Extract every line from the items below that contains the string "Polygon".

· · · · · · ·

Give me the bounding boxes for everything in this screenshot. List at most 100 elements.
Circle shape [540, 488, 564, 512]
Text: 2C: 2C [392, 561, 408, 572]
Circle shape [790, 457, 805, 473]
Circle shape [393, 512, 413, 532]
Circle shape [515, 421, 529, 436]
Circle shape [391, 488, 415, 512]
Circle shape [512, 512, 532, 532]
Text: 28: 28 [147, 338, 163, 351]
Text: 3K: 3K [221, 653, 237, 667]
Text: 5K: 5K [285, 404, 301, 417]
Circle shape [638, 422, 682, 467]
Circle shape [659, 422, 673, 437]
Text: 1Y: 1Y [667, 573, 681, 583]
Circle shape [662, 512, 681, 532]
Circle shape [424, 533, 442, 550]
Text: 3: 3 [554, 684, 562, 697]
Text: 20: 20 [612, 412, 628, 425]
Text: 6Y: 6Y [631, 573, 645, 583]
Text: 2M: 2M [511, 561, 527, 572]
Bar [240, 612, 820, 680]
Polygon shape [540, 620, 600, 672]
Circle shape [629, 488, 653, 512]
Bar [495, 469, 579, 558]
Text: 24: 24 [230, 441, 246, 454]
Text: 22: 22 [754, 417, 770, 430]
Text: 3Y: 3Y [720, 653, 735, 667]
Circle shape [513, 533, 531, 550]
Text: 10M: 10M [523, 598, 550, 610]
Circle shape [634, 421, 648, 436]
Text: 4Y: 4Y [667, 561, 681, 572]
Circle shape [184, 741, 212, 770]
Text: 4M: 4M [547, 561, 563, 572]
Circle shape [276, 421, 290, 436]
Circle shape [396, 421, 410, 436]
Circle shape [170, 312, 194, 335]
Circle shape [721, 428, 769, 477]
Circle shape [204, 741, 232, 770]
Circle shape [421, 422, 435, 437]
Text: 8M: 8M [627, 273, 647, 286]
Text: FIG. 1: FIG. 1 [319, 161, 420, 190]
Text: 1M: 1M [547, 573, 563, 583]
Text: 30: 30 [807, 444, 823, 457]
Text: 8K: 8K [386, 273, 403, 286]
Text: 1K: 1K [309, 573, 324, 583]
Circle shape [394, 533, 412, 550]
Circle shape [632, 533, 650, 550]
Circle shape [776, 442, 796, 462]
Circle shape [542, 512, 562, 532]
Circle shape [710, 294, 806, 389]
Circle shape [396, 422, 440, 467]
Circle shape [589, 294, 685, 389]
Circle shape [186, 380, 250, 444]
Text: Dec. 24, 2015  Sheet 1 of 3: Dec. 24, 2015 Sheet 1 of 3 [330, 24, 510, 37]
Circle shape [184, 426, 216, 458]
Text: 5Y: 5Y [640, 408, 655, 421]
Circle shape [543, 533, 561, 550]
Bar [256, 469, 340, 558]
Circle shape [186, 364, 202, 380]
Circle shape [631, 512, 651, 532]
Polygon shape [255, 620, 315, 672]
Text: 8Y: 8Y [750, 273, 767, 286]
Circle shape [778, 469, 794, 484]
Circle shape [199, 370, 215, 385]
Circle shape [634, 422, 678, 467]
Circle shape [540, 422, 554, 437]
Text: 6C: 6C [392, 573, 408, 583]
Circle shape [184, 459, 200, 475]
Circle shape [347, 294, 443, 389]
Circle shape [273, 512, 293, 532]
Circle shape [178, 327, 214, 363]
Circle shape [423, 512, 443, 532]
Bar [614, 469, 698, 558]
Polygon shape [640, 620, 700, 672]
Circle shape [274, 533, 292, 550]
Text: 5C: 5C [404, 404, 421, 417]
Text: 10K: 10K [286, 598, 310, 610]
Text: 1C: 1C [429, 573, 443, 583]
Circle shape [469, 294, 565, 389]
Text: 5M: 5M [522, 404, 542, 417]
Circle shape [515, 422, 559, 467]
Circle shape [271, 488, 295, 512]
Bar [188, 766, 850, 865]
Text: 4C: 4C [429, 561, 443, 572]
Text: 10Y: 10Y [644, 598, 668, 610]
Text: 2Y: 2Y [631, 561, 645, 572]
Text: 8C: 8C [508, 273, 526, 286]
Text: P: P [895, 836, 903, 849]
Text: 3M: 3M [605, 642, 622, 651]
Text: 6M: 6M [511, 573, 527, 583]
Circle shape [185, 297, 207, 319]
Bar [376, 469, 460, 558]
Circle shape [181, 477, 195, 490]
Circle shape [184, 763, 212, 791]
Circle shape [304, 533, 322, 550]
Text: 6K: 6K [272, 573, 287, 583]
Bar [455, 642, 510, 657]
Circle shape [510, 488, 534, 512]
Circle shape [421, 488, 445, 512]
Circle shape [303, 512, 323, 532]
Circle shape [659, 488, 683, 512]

· · · · · · ·

- _SOLUTION_
Polygon shape [540, 620, 600, 672]
Polygon shape [255, 620, 315, 672]
Polygon shape [640, 620, 700, 672]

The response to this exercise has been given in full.